··· DATA FOR THIS EXERCISE

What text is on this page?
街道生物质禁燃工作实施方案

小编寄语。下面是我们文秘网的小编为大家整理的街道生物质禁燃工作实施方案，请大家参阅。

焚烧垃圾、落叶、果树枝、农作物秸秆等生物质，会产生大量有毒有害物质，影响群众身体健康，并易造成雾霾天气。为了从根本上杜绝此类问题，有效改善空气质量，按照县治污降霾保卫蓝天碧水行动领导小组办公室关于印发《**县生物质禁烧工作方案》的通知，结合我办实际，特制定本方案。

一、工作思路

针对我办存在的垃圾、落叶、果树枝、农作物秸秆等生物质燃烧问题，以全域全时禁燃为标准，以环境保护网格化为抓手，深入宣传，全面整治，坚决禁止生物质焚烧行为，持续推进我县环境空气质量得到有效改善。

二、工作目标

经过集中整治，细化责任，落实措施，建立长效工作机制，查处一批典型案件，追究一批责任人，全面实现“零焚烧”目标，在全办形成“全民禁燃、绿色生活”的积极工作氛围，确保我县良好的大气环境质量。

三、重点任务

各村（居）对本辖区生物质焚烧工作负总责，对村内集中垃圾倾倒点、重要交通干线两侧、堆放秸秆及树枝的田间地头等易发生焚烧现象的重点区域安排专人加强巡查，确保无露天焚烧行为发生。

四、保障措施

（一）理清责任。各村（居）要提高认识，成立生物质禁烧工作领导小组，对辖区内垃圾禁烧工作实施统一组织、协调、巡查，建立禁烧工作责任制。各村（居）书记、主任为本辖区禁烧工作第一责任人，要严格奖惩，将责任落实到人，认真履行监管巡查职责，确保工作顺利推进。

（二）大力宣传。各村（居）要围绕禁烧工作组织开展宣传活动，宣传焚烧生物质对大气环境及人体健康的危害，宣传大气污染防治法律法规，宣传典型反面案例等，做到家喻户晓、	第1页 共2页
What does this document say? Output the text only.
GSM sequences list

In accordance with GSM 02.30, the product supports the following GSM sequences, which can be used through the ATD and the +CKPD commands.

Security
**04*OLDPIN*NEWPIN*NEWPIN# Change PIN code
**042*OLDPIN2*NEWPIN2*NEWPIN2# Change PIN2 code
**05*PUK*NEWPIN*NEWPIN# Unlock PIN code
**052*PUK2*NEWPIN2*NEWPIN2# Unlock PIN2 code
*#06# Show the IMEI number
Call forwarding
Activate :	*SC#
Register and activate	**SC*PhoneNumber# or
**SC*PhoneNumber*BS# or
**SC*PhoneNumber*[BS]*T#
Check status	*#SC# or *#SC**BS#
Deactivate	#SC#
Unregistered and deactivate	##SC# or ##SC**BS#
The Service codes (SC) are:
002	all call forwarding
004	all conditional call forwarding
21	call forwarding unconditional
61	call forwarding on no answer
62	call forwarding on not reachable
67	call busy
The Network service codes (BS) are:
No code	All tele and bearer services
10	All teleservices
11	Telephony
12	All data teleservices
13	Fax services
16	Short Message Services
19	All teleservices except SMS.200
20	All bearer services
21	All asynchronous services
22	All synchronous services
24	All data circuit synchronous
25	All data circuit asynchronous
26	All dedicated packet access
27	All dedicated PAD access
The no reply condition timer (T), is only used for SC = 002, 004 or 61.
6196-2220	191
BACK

······

Locate and copy each line in the data above that includes the word "Change".

**04*OLDPIN*NEWPIN*NEWPIN# Change PIN code
**042*OLDPIN2*NEWPIN2*NEWPIN2# Change PIN2 code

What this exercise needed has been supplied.